WHAT YOU SHOULD DO: Scan the following material for the string "object" and copy each line in which it appears.

===== SUPPLIED DATA

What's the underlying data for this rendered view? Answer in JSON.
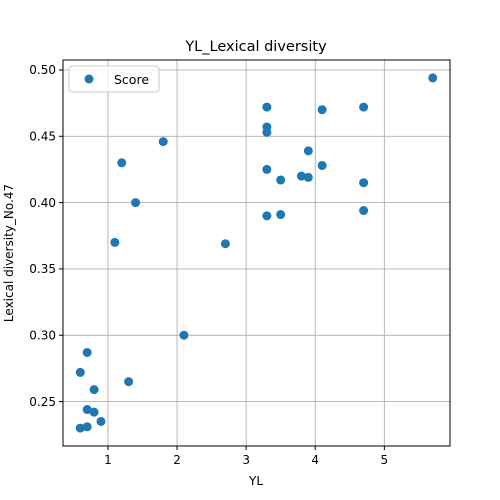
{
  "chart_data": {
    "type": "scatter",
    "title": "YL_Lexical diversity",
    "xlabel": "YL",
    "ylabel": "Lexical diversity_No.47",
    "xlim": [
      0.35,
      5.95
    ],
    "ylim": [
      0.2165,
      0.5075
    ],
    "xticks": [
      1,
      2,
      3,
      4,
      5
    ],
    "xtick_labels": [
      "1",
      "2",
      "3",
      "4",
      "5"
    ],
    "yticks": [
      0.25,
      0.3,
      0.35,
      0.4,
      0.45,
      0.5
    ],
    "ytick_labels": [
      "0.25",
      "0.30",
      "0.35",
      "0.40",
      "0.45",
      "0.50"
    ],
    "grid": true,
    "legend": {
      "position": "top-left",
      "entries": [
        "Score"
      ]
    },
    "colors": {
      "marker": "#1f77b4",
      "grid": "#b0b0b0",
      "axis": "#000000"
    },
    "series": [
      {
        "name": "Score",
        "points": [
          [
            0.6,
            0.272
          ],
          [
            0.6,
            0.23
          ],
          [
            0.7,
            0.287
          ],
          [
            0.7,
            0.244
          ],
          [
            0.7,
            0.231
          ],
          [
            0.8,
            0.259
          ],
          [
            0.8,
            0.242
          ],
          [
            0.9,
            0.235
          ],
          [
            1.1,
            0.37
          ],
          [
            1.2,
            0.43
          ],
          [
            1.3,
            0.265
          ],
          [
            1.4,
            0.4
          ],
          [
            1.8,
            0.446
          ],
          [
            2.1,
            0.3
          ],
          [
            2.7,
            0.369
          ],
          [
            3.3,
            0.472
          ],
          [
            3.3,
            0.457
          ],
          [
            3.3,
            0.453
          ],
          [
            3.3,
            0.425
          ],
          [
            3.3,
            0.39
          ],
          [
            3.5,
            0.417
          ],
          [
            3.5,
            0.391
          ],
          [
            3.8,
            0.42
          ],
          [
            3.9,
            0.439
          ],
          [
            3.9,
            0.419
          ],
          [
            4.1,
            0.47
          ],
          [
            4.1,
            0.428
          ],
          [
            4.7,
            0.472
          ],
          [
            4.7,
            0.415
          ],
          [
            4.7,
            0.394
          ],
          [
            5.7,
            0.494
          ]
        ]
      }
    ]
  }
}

==========
===== SUPPLIED DATA

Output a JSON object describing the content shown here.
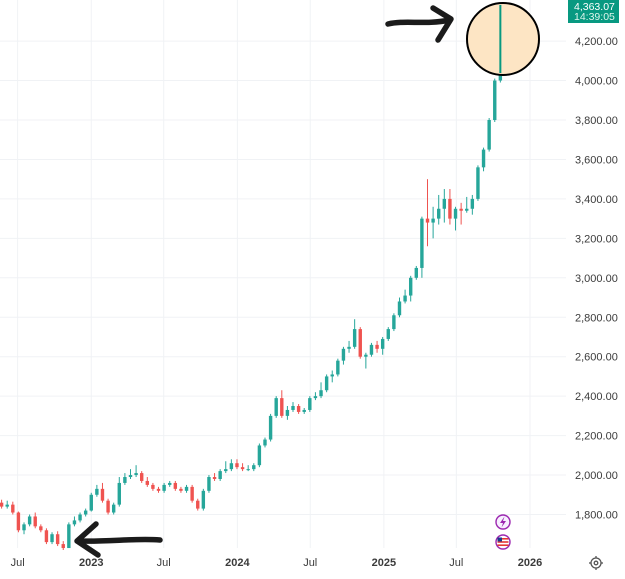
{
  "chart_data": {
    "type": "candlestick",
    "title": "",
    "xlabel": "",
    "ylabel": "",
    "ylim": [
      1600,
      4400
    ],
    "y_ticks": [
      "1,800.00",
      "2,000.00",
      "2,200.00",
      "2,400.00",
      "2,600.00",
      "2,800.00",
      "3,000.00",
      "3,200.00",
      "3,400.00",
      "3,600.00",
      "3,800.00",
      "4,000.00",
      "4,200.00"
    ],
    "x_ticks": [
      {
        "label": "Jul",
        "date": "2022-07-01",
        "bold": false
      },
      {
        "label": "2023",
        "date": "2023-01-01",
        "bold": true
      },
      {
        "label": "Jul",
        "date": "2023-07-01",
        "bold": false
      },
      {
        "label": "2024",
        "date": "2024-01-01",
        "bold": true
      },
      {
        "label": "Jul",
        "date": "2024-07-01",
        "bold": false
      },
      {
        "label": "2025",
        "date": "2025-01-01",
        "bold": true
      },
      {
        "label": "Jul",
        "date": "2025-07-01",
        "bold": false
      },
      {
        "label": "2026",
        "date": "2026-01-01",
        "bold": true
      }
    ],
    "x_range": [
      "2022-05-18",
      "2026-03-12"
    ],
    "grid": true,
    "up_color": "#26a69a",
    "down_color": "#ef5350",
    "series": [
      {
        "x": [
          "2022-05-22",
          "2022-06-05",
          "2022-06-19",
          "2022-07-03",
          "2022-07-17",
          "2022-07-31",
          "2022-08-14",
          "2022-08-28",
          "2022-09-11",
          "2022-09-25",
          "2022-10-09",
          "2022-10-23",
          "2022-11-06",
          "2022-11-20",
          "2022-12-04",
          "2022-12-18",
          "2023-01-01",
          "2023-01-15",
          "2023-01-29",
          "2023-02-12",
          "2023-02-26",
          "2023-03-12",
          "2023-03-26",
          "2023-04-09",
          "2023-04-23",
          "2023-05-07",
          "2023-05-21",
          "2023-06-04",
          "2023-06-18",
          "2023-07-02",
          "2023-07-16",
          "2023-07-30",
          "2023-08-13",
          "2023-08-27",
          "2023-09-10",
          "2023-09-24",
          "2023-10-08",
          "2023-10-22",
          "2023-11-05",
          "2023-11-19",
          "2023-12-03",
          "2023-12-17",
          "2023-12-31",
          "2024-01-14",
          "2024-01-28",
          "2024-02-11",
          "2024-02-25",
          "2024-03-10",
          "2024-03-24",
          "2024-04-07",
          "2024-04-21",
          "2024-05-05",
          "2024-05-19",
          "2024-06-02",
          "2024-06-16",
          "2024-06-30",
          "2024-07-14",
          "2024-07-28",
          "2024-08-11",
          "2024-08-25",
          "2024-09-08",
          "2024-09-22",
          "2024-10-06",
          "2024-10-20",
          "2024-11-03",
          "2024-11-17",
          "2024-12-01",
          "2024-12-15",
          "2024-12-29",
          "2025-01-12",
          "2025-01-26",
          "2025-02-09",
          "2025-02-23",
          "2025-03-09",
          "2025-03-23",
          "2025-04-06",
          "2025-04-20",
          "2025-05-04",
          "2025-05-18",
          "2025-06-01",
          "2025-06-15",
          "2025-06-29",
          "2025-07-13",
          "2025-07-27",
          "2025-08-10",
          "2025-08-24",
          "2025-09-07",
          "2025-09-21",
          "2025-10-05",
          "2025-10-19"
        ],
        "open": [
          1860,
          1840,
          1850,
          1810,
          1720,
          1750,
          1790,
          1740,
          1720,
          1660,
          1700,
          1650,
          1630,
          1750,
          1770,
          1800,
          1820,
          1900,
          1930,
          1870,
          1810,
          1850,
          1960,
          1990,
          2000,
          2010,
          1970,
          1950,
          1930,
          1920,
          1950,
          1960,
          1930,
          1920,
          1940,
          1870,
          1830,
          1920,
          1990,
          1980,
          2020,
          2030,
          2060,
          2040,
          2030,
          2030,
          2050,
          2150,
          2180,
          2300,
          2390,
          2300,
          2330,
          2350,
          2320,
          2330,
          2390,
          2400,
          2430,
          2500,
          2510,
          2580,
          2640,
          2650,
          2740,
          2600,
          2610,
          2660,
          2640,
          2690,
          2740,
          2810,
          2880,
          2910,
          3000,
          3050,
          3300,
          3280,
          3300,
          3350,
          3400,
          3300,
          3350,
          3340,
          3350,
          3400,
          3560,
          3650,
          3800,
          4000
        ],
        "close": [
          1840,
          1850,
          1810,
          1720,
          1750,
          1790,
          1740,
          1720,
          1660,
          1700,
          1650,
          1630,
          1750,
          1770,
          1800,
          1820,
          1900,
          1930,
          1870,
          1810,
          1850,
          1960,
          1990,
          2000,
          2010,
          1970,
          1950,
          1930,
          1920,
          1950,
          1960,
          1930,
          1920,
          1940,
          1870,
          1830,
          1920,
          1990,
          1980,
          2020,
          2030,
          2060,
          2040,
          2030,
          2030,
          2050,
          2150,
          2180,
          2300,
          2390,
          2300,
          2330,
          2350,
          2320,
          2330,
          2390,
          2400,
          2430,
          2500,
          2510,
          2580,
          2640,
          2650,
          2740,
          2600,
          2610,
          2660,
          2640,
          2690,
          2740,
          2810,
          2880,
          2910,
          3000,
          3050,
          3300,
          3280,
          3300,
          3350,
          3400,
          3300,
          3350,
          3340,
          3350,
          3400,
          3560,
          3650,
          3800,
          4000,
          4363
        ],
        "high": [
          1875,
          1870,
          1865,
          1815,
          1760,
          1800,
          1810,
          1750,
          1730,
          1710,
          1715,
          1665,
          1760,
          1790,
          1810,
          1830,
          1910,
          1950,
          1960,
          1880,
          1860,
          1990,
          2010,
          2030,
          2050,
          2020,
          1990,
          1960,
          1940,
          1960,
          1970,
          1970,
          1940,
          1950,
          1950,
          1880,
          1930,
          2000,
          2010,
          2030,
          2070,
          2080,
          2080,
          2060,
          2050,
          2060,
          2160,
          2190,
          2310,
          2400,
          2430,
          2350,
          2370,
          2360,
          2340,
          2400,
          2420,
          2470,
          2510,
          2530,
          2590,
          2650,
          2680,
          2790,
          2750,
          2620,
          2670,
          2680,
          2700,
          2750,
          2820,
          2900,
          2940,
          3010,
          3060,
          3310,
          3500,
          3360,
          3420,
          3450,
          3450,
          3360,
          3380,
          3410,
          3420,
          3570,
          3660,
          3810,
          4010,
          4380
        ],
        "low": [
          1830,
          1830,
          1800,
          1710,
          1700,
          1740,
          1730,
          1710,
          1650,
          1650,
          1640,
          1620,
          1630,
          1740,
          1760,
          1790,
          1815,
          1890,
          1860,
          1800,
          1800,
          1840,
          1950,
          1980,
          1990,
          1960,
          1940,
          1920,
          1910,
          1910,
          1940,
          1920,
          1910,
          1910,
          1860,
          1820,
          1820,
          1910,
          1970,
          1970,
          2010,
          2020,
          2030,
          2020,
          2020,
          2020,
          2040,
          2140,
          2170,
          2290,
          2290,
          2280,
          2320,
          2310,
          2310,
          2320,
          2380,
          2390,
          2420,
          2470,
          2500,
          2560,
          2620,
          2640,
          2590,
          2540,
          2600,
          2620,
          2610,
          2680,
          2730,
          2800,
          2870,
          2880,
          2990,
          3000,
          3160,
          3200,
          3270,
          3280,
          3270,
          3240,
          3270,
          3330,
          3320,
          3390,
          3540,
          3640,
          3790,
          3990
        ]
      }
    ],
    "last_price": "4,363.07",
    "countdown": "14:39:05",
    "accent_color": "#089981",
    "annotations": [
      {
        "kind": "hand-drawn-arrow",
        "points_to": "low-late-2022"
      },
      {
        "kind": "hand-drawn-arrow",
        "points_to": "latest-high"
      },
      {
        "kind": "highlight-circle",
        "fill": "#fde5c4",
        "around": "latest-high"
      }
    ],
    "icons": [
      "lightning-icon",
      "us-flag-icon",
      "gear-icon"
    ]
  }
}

==========
===== SUPPLIED DATA

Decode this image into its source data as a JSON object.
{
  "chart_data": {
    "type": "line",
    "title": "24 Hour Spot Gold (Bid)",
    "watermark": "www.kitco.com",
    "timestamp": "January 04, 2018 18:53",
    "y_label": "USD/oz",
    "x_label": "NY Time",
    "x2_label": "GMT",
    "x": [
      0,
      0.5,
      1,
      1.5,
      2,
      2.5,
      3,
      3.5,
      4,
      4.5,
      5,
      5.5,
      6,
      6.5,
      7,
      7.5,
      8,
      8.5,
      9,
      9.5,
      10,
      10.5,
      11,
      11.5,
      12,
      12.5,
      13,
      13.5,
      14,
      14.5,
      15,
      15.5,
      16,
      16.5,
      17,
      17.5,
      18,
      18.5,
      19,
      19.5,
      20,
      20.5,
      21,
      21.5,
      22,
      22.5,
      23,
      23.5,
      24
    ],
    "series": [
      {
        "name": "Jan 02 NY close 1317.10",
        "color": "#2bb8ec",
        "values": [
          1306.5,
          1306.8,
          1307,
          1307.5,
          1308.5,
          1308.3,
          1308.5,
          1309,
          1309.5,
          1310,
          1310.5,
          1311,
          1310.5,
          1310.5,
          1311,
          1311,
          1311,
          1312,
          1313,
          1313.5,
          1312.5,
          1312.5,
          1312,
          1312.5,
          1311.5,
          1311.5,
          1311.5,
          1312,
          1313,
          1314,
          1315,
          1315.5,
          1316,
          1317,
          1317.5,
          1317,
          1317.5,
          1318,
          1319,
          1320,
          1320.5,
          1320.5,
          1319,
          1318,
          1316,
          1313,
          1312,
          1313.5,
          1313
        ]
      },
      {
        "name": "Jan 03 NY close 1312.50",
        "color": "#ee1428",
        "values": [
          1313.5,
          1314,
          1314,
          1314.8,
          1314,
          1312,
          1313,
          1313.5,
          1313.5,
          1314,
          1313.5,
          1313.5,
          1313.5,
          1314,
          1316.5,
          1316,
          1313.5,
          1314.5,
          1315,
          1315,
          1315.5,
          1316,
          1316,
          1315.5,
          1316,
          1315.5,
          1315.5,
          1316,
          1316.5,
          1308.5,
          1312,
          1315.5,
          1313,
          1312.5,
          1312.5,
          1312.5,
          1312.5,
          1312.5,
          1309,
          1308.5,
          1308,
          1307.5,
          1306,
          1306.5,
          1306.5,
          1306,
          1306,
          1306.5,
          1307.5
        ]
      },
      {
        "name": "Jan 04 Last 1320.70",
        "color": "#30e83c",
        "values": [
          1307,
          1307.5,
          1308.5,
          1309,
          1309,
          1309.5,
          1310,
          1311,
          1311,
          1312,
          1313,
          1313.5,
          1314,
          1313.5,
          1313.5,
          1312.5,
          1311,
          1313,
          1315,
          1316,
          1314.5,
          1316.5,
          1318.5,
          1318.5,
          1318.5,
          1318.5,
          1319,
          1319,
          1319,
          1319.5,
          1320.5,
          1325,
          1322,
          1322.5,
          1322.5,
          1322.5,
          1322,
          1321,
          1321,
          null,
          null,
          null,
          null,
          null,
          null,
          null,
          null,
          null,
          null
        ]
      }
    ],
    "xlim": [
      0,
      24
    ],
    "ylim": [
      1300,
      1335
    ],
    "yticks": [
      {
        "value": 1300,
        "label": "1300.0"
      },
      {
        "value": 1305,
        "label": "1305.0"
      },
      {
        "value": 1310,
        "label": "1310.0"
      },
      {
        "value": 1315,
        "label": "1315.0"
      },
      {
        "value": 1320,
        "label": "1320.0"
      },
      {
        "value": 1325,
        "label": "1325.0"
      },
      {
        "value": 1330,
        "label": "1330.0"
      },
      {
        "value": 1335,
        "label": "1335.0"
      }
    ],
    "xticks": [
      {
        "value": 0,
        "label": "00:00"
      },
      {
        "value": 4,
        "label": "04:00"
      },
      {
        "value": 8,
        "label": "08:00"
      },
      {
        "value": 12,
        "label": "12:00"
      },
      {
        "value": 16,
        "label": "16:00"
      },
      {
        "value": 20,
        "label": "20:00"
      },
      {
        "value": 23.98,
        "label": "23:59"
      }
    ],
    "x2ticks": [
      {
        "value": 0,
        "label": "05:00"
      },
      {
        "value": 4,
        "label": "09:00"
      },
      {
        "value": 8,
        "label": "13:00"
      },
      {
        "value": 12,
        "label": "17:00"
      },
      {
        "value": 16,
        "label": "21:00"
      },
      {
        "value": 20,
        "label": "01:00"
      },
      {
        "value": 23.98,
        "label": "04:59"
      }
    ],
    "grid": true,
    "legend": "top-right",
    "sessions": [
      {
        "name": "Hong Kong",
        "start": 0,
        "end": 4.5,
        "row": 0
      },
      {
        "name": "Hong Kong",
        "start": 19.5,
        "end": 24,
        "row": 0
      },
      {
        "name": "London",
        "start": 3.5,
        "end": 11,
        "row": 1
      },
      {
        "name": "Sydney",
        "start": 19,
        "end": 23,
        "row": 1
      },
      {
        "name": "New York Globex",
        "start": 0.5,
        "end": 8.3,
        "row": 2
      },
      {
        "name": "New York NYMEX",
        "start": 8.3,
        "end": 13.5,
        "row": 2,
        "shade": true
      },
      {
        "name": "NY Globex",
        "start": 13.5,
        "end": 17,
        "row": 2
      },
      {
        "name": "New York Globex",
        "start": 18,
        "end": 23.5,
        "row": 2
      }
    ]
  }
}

==========

TASK SOLUTION:
Output a JSON object describing the content shown here.
Decode this image into its source data as a JSON object.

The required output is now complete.